** DIRECTION **
Restate the entries below verbatim.

"""

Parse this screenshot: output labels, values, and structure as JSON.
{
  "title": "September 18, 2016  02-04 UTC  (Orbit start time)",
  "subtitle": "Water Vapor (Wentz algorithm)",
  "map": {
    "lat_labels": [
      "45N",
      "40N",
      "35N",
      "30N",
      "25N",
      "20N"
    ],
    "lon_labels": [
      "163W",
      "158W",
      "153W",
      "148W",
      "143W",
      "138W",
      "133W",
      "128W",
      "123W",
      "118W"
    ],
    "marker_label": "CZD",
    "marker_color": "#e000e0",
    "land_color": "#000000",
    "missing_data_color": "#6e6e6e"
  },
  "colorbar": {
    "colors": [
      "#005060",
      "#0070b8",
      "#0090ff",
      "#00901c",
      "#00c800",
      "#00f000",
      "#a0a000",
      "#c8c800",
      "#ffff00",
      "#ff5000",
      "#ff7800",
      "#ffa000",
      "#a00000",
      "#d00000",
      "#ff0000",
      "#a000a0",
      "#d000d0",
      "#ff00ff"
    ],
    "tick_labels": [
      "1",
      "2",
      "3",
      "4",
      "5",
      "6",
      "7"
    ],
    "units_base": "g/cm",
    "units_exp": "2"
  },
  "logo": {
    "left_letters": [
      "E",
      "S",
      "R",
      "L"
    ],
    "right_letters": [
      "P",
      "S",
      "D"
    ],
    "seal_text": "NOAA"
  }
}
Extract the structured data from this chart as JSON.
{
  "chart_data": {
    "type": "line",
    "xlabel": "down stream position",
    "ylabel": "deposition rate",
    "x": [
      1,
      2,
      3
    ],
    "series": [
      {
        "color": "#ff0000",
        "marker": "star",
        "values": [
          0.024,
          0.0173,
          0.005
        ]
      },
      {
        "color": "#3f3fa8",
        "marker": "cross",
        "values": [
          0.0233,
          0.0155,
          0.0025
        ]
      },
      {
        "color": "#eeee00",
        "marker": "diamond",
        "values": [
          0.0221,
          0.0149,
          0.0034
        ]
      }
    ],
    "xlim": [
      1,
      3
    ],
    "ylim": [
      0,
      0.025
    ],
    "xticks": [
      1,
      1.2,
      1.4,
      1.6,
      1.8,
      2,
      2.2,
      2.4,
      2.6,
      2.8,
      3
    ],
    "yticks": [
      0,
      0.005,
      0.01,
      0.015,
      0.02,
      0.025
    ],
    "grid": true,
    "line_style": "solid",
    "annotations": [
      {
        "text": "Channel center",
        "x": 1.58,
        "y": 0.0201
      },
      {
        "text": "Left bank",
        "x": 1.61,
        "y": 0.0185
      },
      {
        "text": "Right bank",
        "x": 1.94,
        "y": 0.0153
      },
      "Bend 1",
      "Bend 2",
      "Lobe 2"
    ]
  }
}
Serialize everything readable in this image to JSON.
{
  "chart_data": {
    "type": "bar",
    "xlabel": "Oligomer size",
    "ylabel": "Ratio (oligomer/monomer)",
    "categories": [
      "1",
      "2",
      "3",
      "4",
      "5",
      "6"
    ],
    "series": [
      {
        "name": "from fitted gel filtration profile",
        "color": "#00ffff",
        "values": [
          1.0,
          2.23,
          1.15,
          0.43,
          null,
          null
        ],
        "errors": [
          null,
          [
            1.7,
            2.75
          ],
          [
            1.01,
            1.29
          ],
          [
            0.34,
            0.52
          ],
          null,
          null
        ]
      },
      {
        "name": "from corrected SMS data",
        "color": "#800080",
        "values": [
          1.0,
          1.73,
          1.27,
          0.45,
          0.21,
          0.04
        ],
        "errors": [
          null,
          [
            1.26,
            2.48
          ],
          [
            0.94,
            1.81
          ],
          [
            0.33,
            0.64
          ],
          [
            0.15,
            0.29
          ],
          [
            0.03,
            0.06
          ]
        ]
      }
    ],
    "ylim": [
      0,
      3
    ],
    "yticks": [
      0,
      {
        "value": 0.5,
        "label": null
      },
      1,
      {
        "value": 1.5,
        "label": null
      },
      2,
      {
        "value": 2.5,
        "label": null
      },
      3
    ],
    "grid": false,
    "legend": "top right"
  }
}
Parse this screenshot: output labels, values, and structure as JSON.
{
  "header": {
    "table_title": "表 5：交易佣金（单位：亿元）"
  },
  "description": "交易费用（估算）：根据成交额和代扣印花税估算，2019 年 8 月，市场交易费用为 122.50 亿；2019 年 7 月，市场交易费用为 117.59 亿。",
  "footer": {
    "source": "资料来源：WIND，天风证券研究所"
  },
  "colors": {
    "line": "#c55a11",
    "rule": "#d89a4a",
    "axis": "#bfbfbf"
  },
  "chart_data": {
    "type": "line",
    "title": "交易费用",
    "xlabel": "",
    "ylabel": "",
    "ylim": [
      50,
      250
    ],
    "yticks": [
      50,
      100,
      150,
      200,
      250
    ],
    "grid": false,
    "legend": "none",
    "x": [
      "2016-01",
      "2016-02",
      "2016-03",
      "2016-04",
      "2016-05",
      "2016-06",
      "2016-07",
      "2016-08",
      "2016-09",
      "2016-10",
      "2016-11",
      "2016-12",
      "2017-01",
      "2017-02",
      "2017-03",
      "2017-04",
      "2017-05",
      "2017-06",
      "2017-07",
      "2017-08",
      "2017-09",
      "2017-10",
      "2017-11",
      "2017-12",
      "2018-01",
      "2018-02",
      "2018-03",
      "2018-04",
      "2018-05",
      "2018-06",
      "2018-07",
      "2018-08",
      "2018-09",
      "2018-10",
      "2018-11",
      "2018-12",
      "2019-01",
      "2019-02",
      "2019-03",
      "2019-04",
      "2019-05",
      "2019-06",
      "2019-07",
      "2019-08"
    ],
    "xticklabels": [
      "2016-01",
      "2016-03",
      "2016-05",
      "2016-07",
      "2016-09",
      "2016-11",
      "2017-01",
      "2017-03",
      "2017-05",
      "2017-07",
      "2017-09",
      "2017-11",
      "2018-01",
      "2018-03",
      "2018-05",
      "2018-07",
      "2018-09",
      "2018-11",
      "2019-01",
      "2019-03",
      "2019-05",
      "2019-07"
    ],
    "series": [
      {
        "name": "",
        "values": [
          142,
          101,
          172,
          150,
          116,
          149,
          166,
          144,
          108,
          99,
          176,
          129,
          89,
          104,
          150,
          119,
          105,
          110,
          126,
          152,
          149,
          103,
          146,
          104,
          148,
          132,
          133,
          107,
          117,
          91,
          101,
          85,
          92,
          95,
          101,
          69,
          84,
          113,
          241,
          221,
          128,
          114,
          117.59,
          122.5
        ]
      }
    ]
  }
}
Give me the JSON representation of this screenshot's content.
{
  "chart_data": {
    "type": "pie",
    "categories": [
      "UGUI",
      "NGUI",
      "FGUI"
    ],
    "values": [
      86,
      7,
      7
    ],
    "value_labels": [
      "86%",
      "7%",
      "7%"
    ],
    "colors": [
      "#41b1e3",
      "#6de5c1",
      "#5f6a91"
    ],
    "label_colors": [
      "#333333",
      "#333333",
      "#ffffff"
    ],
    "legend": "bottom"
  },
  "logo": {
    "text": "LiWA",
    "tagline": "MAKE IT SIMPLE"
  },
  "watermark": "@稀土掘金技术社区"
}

"""

** ANSWER FOR THIS EXERCISE **
Parse this screenshot: output labels, values, and structure as JSON.
{
  "title": "September 18, 2016  02-04 UTC  (Orbit start time)",
  "subtitle": "Water Vapor (Wentz algorithm)",
  "map": {
    "lat_labels": [
      "45N",
      "40N",
      "35N",
      "30N",
      "25N",
      "20N"
    ],
    "lon_labels": [
      "163W",
      "158W",
      "153W",
      "148W",
      "143W",
      "138W",
      "133W",
      "128W",
      "123W",
      "118W"
    ],
    "marker_label": "CZD",
    "marker_color": "#e000e0",
    "land_color": "#000000",
    "missing_data_color": "#6e6e6e"
  },
  "colorbar": {
    "colors": [
      "#005060",
      "#0070b8",
      "#0090ff",
      "#00901c",
      "#00c800",
      "#00f000",
      "#a0a000",
      "#c8c800",
      "#ffff00",
      "#ff5000",
      "#ff7800",
      "#ffa000",
      "#a00000",
      "#d00000",
      "#ff0000",
      "#a000a0",
      "#d000d0",
      "#ff00ff"
    ],
    "tick_labels": [
      "1",
      "2",
      "3",
      "4",
      "5",
      "6",
      "7"
    ],
    "units_base": "g/cm",
    "units_exp": "2"
  },
  "logo": {
    "left_letters": [
      "E",
      "S",
      "R",
      "L"
    ],
    "right_letters": [
      "P",
      "S",
      "D"
    ],
    "seal_text": "NOAA"
  }
}
Extract the structured data from this chart as JSON.
{
  "chart_data": {
    "type": "line",
    "xlabel": "down stream position",
    "ylabel": "deposition rate",
    "x": [
      1,
      2,
      3
    ],
    "series": [
      {
        "color": "#ff0000",
        "marker": "star",
        "values": [
          0.024,
          0.0173,
          0.005
        ]
      },
      {
        "color": "#3f3fa8",
        "marker": "cross",
        "values": [
          0.0233,
          0.0155,
          0.0025
        ]
      },
      {
        "color": "#eeee00",
        "marker": "diamond",
        "values": [
          0.0221,
          0.0149,
          0.0034
        ]
      }
    ],
    "xlim": [
      1,
      3
    ],
    "ylim": [
      0,
      0.025
    ],
    "xticks": [
      1,
      1.2,
      1.4,
      1.6,
      1.8,
      2,
      2.2,
      2.4,
      2.6,
      2.8,
      3
    ],
    "yticks": [
      0,
      0.005,
      0.01,
      0.015,
      0.02,
      0.025
    ],
    "grid": true,
    "line_style": "solid",
    "annotations": [
      {
        "text": "Channel center",
        "x": 1.58,
        "y": 0.0201
      },
      {
        "text": "Left bank",
        "x": 1.61,
        "y": 0.0185
      },
      {
        "text": "Right bank",
        "x": 1.94,
        "y": 0.0153
      },
      "Bend 1",
      "Bend 2",
      "Lobe 2"
    ]
  }
}
Serialize everything readable in this image to JSON.
{
  "chart_data": {
    "type": "bar",
    "xlabel": "Oligomer size",
    "ylabel": "Ratio (oligomer/monomer)",
    "categories": [
      "1",
      "2",
      "3",
      "4",
      "5",
      "6"
    ],
    "series": [
      {
        "name": "from fitted gel filtration profile",
        "color": "#00ffff",
        "values": [
          1.0,
          2.23,
          1.15,
          0.43,
          null,
          null
        ],
        "errors": [
          null,
          [
            1.7,
            2.75
          ],
          [
            1.01,
            1.29
          ],
          [
            0.34,
            0.52
          ],
          null,
          null
        ]
      },
      {
        "name": "from corrected SMS data",
        "color": "#800080",
        "values": [
          1.0,
          1.73,
          1.27,
          0.45,
          0.21,
          0.04
        ],
        "errors": [
          null,
          [
            1.26,
            2.48
          ],
          [
            0.94,
            1.81
          ],
          [
            0.33,
            0.64
          ],
          [
            0.15,
            0.29
          ],
          [
            0.03,
            0.06
          ]
        ]
      }
    ],
    "ylim": [
      0,
      3
    ],
    "yticks": [
      0,
      {
        "value": 0.5,
        "label": null
      },
      1,
      {
        "value": 1.5,
        "label": null
      },
      2,
      {
        "value": 2.5,
        "label": null
      },
      3
    ],
    "grid": false,
    "legend": "top right"
  }
}
Parse this screenshot: output labels, values, and structure as JSON.
{
  "header": {
    "table_title": "表 5：交易佣金（单位：亿元）"
  },
  "description": "交易费用（估算）：根据成交额和代扣印花税估算，2019 年 8 月，市场交易费用为 122.50 亿；2019 年 7 月，市场交易费用为 117.59 亿。",
  "footer": {
    "source": "资料来源：WIND，天风证券研究所"
  },
  "colors": {
    "line": "#c55a11",
    "rule": "#d89a4a",
    "axis": "#bfbfbf"
  },
  "chart_data": {
    "type": "line",
    "title": "交易费用",
    "xlabel": "",
    "ylabel": "",
    "ylim": [
      50,
      250
    ],
    "yticks": [
      50,
      100,
      150,
      200,
      250
    ],
    "grid": false,
    "legend": "none",
    "x": [
      "2016-01",
      "2016-02",
      "2016-03",
      "2016-04",
      "2016-05",
      "2016-06",
      "2016-07",
      "2016-08",
      "2016-09",
      "2016-10",
      "2016-11",
      "2016-12",
      "2017-01",
      "2017-02",
      "2017-03",
      "2017-04",
      "2017-05",
      "2017-06",
      "2017-07",
      "2017-08",
      "2017-09",
      "2017-10",
      "2017-11",
      "2017-12",
      "2018-01",
      "2018-02",
      "2018-03",
      "2018-04",
      "2018-05",
      "2018-06",
      "2018-07",
      "2018-08",
      "2018-09",
      "2018-10",
      "2018-11",
      "2018-12",
      "2019-01",
      "2019-02",
      "2019-03",
      "2019-04",
      "2019-05",
      "2019-06",
      "2019-07",
      "2019-08"
    ],
    "xticklabels": [
      "2016-01",
      "2016-03",
      "2016-05",
      "2016-07",
      "2016-09",
      "2016-11",
      "2017-01",
      "2017-03",
      "2017-05",
      "2017-07",
      "2017-09",
      "2017-11",
      "2018-01",
      "2018-03",
      "2018-05",
      "2018-07",
      "2018-09",
      "2018-11",
      "2019-01",
      "2019-03",
      "2019-05",
      "2019-07"
    ],
    "series": [
      {
        "name": "",
        "values": [
          142,
          101,
          172,
          150,
          116,
          149,
          166,
          144,
          108,
          99,
          176,
          129,
          89,
          104,
          150,
          119,
          105,
          110,
          126,
          152,
          149,
          103,
          146,
          104,
          148,
          132,
          133,
          107,
          117,
          91,
          101,
          85,
          92,
          95,
          101,
          69,
          84,
          113,
          241,
          221,
          128,
          114,
          117.59,
          122.5
        ]
      }
    ]
  }
}
Give me the JSON representation of this screenshot's content.
{
  "chart_data": {
    "type": "pie",
    "categories": [
      "UGUI",
      "NGUI",
      "FGUI"
    ],
    "values": [
      86,
      7,
      7
    ],
    "value_labels": [
      "86%",
      "7%",
      "7%"
    ],
    "colors": [
      "#41b1e3",
      "#6de5c1",
      "#5f6a91"
    ],
    "label_colors": [
      "#333333",
      "#333333",
      "#ffffff"
    ],
    "legend": "bottom"
  },
  "logo": {
    "text": "LiWA",
    "tagline": "MAKE IT SIMPLE"
  },
  "watermark": "@稀土掘金技术社区"
}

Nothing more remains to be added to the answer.